== Records to process ==
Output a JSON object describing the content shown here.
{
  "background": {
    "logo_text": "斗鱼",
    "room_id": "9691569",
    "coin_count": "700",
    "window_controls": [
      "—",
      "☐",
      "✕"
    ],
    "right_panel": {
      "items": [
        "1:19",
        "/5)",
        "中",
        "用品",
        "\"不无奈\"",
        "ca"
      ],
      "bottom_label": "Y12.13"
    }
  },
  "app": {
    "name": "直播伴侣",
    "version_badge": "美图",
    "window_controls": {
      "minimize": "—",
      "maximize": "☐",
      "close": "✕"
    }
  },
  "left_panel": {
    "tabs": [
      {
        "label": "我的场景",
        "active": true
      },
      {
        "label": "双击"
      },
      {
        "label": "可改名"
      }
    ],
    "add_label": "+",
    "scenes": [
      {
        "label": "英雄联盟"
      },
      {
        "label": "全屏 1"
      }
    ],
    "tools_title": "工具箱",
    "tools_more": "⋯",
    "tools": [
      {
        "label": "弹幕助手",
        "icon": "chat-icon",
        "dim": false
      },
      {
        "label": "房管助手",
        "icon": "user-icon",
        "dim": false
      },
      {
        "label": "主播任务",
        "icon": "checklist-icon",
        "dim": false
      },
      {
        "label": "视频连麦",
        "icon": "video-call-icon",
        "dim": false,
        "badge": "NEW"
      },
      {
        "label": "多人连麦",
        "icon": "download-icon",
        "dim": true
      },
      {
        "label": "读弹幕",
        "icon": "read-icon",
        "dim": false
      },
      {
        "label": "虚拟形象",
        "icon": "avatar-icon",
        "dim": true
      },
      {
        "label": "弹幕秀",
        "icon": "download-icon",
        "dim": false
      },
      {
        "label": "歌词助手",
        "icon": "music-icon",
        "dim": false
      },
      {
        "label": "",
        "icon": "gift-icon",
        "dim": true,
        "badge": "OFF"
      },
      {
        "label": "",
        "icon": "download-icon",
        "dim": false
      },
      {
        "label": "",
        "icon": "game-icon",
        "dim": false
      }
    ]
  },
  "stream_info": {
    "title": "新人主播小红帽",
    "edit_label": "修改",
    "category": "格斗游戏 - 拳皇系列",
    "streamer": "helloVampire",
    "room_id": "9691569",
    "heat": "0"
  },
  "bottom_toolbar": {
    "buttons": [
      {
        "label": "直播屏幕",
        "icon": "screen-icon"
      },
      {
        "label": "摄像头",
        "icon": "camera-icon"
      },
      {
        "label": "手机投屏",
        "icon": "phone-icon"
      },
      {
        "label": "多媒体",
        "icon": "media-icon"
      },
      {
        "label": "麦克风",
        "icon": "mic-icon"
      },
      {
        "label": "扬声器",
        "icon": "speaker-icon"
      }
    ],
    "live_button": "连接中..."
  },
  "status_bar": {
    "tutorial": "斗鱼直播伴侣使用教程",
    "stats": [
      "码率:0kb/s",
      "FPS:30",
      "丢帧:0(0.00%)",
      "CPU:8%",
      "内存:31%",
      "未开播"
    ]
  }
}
===
**Required task:** Retype the records in full. Keep every line identical to the original.

**Correct result:**
Output a JSON object describing the content shown here.
{
  "background": {
    "logo_text": "斗鱼",
    "room_id": "9691569",
    "coin_count": "700",
    "window_controls": [
      "—",
      "☐",
      "✕"
    ],
    "right_panel": {
      "items": [
        "1:19",
        "/5)",
        "中",
        "用品",
        "\"不无奈\"",
        "ca"
      ],
      "bottom_label": "Y12.13"
    }
  },
  "app": {
    "name": "直播伴侣",
    "version_badge": "美图",
    "window_controls": {
      "minimize": "—",
      "maximize": "☐",
      "close": "✕"
    }
  },
  "left_panel": {
    "tabs": [
      {
        "label": "我的场景",
        "active": true
      },
      {
        "label": "双击"
      },
      {
        "label": "可改名"
      }
    ],
    "add_label": "+",
    "scenes": [
      {
        "label": "英雄联盟"
      },
      {
        "label": "全屏 1"
      }
    ],
    "tools_title": "工具箱",
    "tools_more": "⋯",
    "tools": [
      {
        "label": "弹幕助手",
        "icon": "chat-icon",
        "dim": false
      },
      {
        "label": "房管助手",
        "icon": "user-icon",
        "dim": false
      },
      {
        "label": "主播任务",
        "icon": "checklist-icon",
        "dim": false
      },
      {
        "label": "视频连麦",
        "icon": "video-call-icon",
        "dim": false,
        "badge": "NEW"
      },
      {
        "label": "多人连麦",
        "icon": "download-icon",
        "dim": true
      },
      {
        "label": "读弹幕",
        "icon": "read-icon",
        "dim": false
      },
      {
        "label": "虚拟形象",
        "icon": "avatar-icon",
        "dim": true
      },
      {
        "label": "弹幕秀",
        "icon": "download-icon",
        "dim": false
      },
      {
        "label": "歌词助手",
        "icon": "music-icon",
        "dim": false
      },
      {
        "label": "",
        "icon": "gift-icon",
        "dim": true,
        "badge": "OFF"
      },
      {
        "label": "",
        "icon": "download-icon",
        "dim": false
      },
      {
        "label": "",
        "icon": "game-icon",
        "dim": false
      }
    ]
  },
  "stream_info": {
    "title": "新人主播小红帽",
    "edit_label": "修改",
    "category": "格斗游戏 - 拳皇系列",
    "streamer": "helloVampire",
    "room_id": "9691569",
    "heat": "0"
  },
  "bottom_toolbar": {
    "buttons": [
      {
        "label": "直播屏幕",
        "icon": "screen-icon"
      },
      {
        "label": "摄像头",
        "icon": "camera-icon"
      },
      {
        "label": "手机投屏",
        "icon": "phone-icon"
      },
      {
        "label": "多媒体",
        "icon": "media-icon"
      },
      {
        "label": "麦克风",
        "icon": "mic-icon"
      },
      {
        "label": "扬声器",
        "icon": "speaker-icon"
      }
    ],
    "live_button": "连接中..."
  },
  "status_bar": {
    "tutorial": "斗鱼直播伴侣使用教程",
    "stats": [
      "码率:0kb/s",
      "FPS:30",
      "丢帧:0(0.00%)",
      "CPU:8%",
      "内存:31%",
      "未开播"
    ]
  }
}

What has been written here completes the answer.